═══ Task data

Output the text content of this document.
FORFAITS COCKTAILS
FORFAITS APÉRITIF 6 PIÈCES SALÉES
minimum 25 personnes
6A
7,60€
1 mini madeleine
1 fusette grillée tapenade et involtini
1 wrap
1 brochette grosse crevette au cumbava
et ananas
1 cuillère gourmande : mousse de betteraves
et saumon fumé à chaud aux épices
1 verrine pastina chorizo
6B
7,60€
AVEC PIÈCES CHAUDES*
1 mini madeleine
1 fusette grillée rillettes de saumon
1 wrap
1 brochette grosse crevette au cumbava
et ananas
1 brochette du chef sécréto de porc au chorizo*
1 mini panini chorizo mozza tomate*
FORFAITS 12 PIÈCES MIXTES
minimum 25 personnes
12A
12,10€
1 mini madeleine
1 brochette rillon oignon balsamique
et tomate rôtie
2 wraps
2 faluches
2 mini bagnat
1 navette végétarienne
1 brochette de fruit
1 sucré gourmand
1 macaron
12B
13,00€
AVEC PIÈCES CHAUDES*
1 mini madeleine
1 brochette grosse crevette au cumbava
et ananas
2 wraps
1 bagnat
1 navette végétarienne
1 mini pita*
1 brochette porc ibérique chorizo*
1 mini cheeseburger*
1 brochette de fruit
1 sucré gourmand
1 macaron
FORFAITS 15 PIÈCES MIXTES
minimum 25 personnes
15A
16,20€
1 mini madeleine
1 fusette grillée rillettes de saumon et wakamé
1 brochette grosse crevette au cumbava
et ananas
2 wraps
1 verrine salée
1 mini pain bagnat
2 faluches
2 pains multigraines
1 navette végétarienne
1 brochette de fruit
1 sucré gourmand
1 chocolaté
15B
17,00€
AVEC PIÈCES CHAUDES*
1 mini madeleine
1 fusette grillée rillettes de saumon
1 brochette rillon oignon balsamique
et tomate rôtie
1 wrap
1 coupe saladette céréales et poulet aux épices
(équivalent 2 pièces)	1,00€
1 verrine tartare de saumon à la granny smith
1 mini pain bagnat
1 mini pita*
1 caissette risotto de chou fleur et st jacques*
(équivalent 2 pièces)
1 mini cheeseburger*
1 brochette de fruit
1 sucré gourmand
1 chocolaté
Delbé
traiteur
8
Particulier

══════

What you have to do
Go back to the listing above and please repeat it exactly.

Result of the exercise
Output the text content of this document.
FORFAITS COCKTAILS
FORFAITS APÉRITIF 6 PIÈCES SALÉES
minimum 25 personnes
6A
7,60€
1 mini madeleine
1 fusette grillée tapenade et involtini
1 wrap
1 brochette grosse crevette au cumbava
et ananas
1 cuillère gourmande : mousse de betteraves
et saumon fumé à chaud aux épices
1 verrine pastina chorizo
6B
7,60€
AVEC PIÈCES CHAUDES*
1 mini madeleine
1 fusette grillée rillettes de saumon
1 wrap
1 brochette grosse crevette au cumbava
et ananas
1 brochette du chef sécréto de porc au chorizo*
1 mini panini chorizo mozza tomate*
FORFAITS 12 PIÈCES MIXTES
minimum 25 personnes
12A
12,10€
1 mini madeleine
1 brochette rillon oignon balsamique
et tomate rôtie
2 wraps
2 faluches
2 mini bagnat
1 navette végétarienne
1 brochette de fruit
1 sucré gourmand
1 macaron
12B
13,00€
AVEC PIÈCES CHAUDES*
1 mini madeleine
1 brochette grosse crevette au cumbava
et ananas
2 wraps
1 bagnat
1 navette végétarienne
1 mini pita*
1 brochette porc ibérique chorizo*
1 mini cheeseburger*
1 brochette de fruit
1 sucré gourmand
1 macaron
FORFAITS 15 PIÈCES MIXTES
minimum 25 personnes
15A
16,20€
1 mini madeleine
1 fusette grillée rillettes de saumon et wakamé
1 brochette grosse crevette au cumbava
et ananas
2 wraps
1 verrine salée
1 mini pain bagnat
2 faluches
2 pains multigraines
1 navette végétarienne
1 brochette de fruit
1 sucré gourmand
1 chocolaté
15B
17,00€
AVEC PIÈCES CHAUDES*
1 mini madeleine
1 fusette grillée rillettes de saumon
1 brochette rillon oignon balsamique
et tomate rôtie
1 wrap
1 coupe saladette céréales et poulet aux épices
(équivalent 2 pièces)	1,00€
1 verrine tartare de saumon à la granny smith
1 mini pain bagnat
1 mini pita*
1 caissette risotto de chou fleur et st jacques*
(équivalent 2 pièces)
1 mini cheeseburger*
1 brochette de fruit
1 sucré gourmand
1 chocolaté
Delbé
traiteur
8
Particulier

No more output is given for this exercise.